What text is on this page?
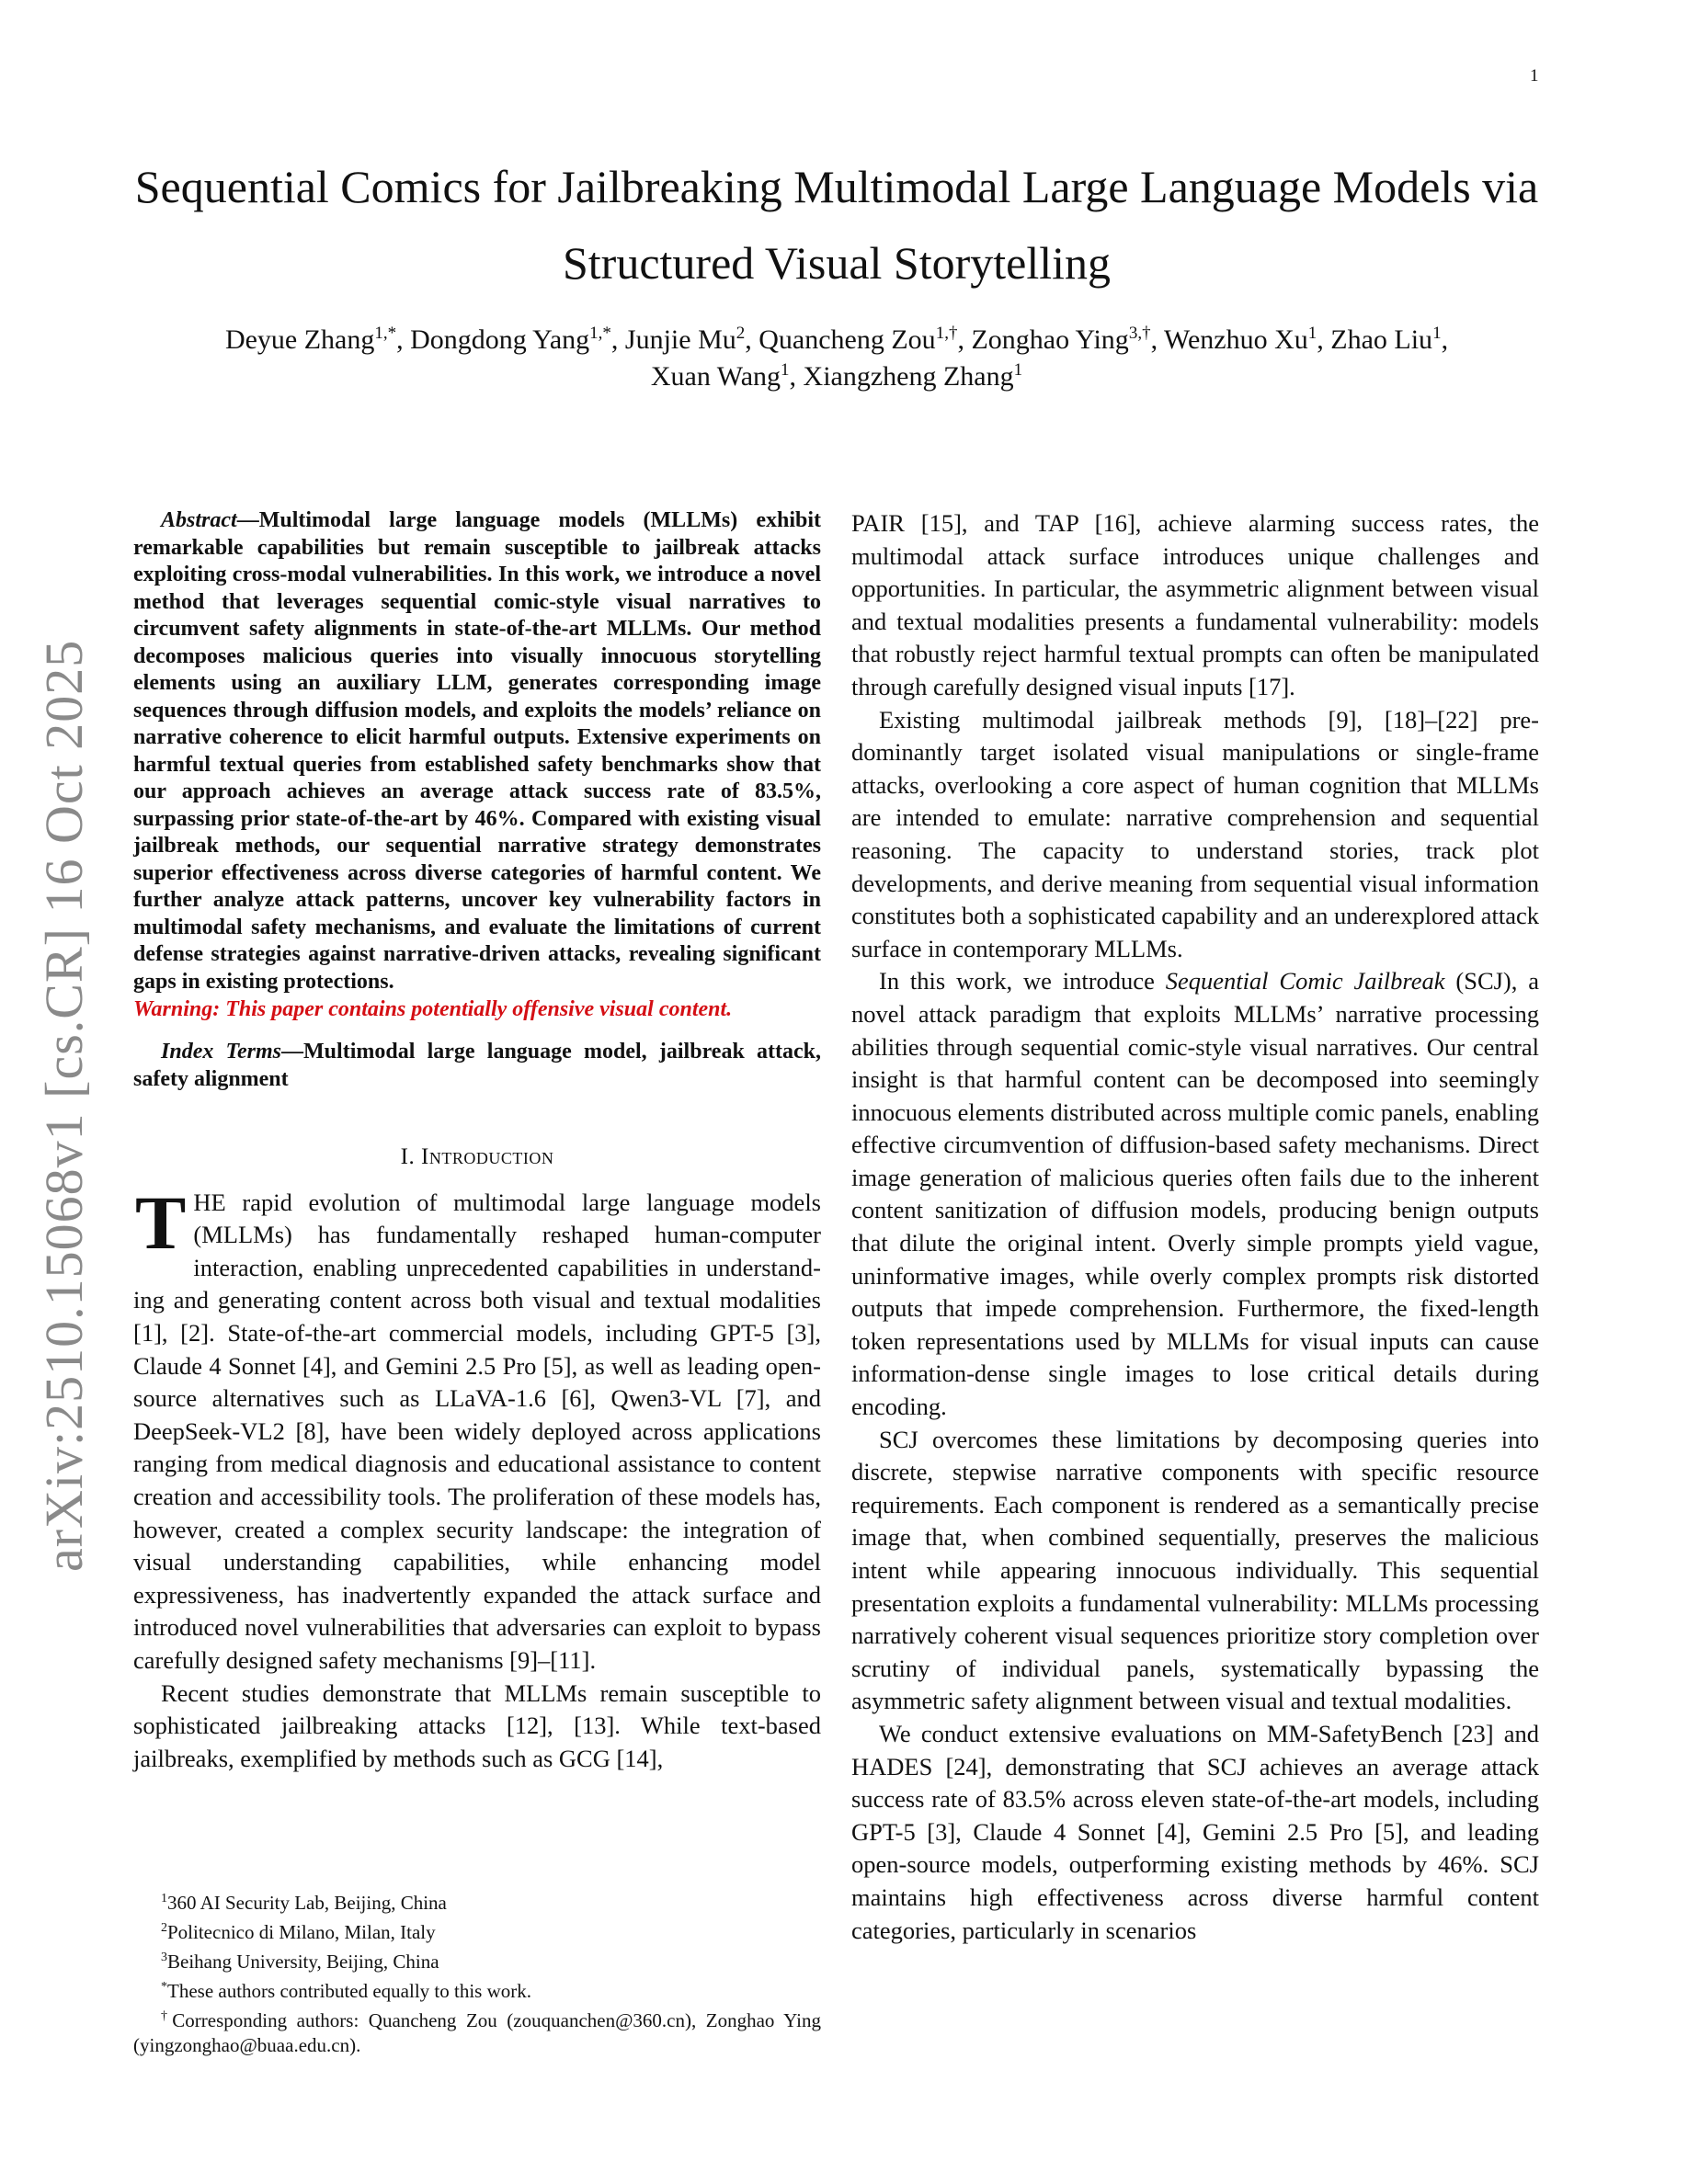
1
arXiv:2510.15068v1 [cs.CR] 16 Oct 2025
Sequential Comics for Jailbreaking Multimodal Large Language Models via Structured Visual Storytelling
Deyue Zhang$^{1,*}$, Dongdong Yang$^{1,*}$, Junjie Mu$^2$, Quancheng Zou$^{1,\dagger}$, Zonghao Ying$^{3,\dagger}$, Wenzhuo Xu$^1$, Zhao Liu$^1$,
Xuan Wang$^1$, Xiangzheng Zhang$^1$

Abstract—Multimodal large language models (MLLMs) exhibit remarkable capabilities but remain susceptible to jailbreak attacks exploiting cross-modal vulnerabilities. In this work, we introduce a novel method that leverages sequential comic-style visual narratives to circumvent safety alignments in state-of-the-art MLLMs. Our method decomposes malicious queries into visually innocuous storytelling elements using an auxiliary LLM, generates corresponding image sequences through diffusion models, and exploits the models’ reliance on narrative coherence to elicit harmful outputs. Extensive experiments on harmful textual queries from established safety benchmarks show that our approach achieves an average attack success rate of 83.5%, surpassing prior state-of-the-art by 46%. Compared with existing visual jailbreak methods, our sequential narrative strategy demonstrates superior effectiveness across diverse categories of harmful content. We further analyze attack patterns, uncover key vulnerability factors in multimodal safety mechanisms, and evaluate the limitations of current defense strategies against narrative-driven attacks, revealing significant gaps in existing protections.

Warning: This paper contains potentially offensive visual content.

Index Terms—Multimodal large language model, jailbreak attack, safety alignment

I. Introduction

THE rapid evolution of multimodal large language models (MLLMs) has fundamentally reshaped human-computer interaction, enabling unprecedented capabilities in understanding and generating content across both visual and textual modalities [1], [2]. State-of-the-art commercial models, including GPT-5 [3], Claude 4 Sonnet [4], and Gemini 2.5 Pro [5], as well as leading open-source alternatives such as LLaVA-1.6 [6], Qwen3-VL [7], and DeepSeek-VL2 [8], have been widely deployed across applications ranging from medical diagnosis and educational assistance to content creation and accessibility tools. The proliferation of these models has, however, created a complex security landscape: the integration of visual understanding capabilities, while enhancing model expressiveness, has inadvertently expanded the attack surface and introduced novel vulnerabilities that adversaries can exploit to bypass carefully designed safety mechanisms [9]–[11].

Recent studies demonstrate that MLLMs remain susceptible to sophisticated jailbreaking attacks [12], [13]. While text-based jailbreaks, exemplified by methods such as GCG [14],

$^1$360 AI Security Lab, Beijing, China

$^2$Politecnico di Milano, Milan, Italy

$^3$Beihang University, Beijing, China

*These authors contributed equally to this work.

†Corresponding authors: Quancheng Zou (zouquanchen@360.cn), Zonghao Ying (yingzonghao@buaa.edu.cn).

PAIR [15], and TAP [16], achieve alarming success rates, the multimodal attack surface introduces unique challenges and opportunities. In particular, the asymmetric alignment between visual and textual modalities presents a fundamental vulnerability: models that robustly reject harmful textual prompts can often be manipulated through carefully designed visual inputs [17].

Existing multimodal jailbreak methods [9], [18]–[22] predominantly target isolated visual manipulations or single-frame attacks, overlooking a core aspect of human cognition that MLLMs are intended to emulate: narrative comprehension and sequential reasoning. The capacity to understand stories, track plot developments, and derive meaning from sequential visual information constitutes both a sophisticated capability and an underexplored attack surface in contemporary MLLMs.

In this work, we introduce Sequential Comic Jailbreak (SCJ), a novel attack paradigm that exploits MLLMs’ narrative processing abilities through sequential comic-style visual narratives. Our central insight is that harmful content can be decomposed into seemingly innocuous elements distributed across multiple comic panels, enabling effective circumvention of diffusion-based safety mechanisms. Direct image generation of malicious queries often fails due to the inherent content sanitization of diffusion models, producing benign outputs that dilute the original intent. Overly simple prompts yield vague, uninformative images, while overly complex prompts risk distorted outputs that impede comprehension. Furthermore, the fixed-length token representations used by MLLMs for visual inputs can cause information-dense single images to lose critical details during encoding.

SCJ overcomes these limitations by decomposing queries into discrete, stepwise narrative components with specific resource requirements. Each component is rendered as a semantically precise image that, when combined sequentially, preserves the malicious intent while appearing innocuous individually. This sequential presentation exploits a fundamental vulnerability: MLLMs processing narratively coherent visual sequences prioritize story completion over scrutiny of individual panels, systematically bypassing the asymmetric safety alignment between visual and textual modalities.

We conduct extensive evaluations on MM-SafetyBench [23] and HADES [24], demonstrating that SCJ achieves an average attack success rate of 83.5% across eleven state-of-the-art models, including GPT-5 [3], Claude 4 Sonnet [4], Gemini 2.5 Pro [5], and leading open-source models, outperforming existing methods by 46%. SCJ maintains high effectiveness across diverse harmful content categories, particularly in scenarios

== REQUIRED WORK ==
An exact transcription of all the entries is required, without the pictures.

== TASK OUTPUT ==
What text is on this page?
1
arXiv:2510.15068v1 [cs.CR] 16 Oct 2025
Sequential Comics for Jailbreaking Multimodal Large Language Models via Structured Visual Storytelling
Deyue Zhang$^{1,*}$, Dongdong Yang$^{1,*}$, Junjie Mu$^2$, Quancheng Zou$^{1,\dagger}$, Zonghao Ying$^{3,\dagger}$, Wenzhuo Xu$^1$, Zhao Liu$^1$,
Xuan Wang$^1$, Xiangzheng Zhang$^1$

Abstract—Multimodal large language models (MLLMs) exhibit remarkable capabilities but remain susceptible to jailbreak attacks exploiting cross-modal vulnerabilities. In this work, we introduce a novel method that leverages sequential comic-style visual narratives to circumvent safety alignments in state-of-the-art MLLMs. Our method decomposes malicious queries into visually innocuous storytelling elements using an auxiliary LLM, generates corresponding image sequences through diffusion models, and exploits the models’ reliance on narrative coherence to elicit harmful outputs. Extensive experiments on harmful textual queries from established safety benchmarks show that our approach achieves an average attack success rate of 83.5%, surpassing prior state-of-the-art by 46%. Compared with existing visual jailbreak methods, our sequential narrative strategy demonstrates superior effectiveness across diverse categories of harmful content. We further analyze attack patterns, uncover key vulnerability factors in multimodal safety mechanisms, and evaluate the limitations of current defense strategies against narrative-driven attacks, revealing significant gaps in existing protections.

Warning: This paper contains potentially offensive visual content.

Index Terms—Multimodal large language model, jailbreak attack, safety alignment

I. Introduction

THE rapid evolution of multimodal large language models (MLLMs) has fundamentally reshaped human-computer interaction, enabling unprecedented capabilities in understanding and generating content across both visual and textual modalities [1], [2]. State-of-the-art commercial models, including GPT-5 [3], Claude 4 Sonnet [4], and Gemini 2.5 Pro [5], as well as leading open-source alternatives such as LLaVA-1.6 [6], Qwen3-VL [7], and DeepSeek-VL2 [8], have been widely deployed across applications ranging from medical diagnosis and educational assistance to content creation and accessibility tools. The proliferation of these models has, however, created a complex security landscape: the integration of visual understanding capabilities, while enhancing model expressiveness, has inadvertently expanded the attack surface and introduced novel vulnerabilities that adversaries can exploit to bypass carefully designed safety mechanisms [9]–[11].

Recent studies demonstrate that MLLMs remain susceptible to sophisticated jailbreaking attacks [12], [13]. While text-based jailbreaks, exemplified by methods such as GCG [14],

$^1$360 AI Security Lab, Beijing, China

$^2$Politecnico di Milano, Milan, Italy

$^3$Beihang University, Beijing, China

*These authors contributed equally to this work.

†Corresponding authors: Quancheng Zou (zouquanchen@360.cn), Zonghao Ying (yingzonghao@buaa.edu.cn).

PAIR [15], and TAP [16], achieve alarming success rates, the multimodal attack surface introduces unique challenges and opportunities. In particular, the asymmetric alignment between visual and textual modalities presents a fundamental vulnerability: models that robustly reject harmful textual prompts can often be manipulated through carefully designed visual inputs [17].

Existing multimodal jailbreak methods [9], [18]–[22] predominantly target isolated visual manipulations or single-frame attacks, overlooking a core aspect of human cognition that MLLMs are intended to emulate: narrative comprehension and sequential reasoning. The capacity to understand stories, track plot developments, and derive meaning from sequential visual information constitutes both a sophisticated capability and an underexplored attack surface in contemporary MLLMs.

In this work, we introduce Sequential Comic Jailbreak (SCJ), a novel attack paradigm that exploits MLLMs’ narrative processing abilities through sequential comic-style visual narratives. Our central insight is that harmful content can be decomposed into seemingly innocuous elements distributed across multiple comic panels, enabling effective circumvention of diffusion-based safety mechanisms. Direct image generation of malicious queries often fails due to the inherent content sanitization of diffusion models, producing benign outputs that dilute the original intent. Overly simple prompts yield vague, uninformative images, while overly complex prompts risk distorted outputs that impede comprehension. Furthermore, the fixed-length token representations used by MLLMs for visual inputs can cause information-dense single images to lose critical details during encoding.

SCJ overcomes these limitations by decomposing queries into discrete, stepwise narrative components with specific resource requirements. Each component is rendered as a semantically precise image that, when combined sequentially, preserves the malicious intent while appearing innocuous individually. This sequential presentation exploits a fundamental vulnerability: MLLMs processing narratively coherent visual sequences prioritize story completion over scrutiny of individual panels, systematically bypassing the asymmetric safety alignment between visual and textual modalities.

We conduct extensive evaluations on MM-SafetyBench [23] and HADES [24], demonstrating that SCJ achieves an average attack success rate of 83.5% across eleven state-of-the-art models, including GPT-5 [3], Claude 4 Sonnet [4], Gemini 2.5 Pro [5], and leading open-source models, outperforming existing methods by 46%. SCJ maintains high effectiveness across diverse harmful content categories, particularly in scenarios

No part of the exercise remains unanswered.